> DATASET ENTRIES:
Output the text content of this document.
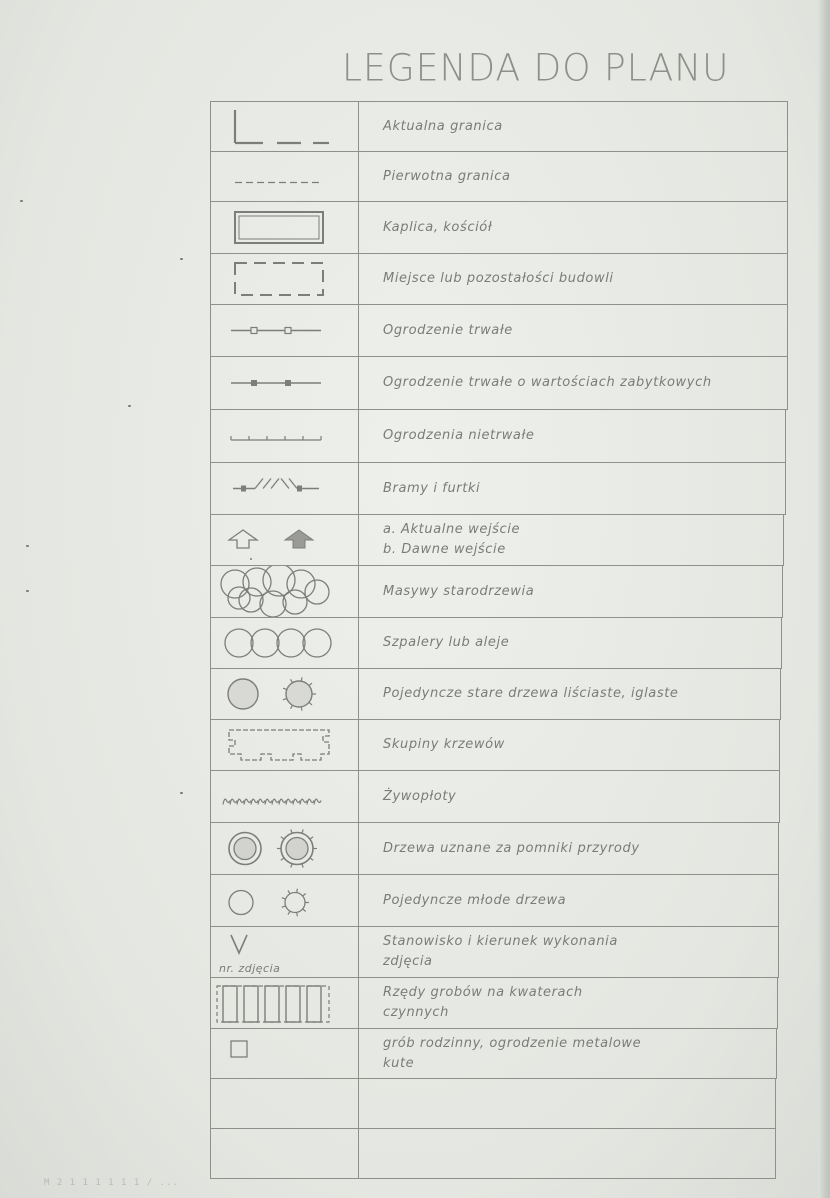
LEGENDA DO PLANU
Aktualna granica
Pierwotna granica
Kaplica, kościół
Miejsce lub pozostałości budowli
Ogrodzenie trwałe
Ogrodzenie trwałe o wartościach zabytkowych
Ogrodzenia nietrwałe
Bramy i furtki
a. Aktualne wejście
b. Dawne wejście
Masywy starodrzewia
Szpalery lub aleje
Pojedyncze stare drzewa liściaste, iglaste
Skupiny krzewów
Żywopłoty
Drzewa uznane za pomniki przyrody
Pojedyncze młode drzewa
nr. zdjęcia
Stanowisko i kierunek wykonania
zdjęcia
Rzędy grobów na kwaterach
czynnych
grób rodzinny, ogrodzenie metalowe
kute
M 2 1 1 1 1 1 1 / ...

> PROMPT: Scan the entries above. Copy each line that has the string "granica".

> RESPONSE TO THIS EXERCISE:
Aktualna granica
Pierwotna granica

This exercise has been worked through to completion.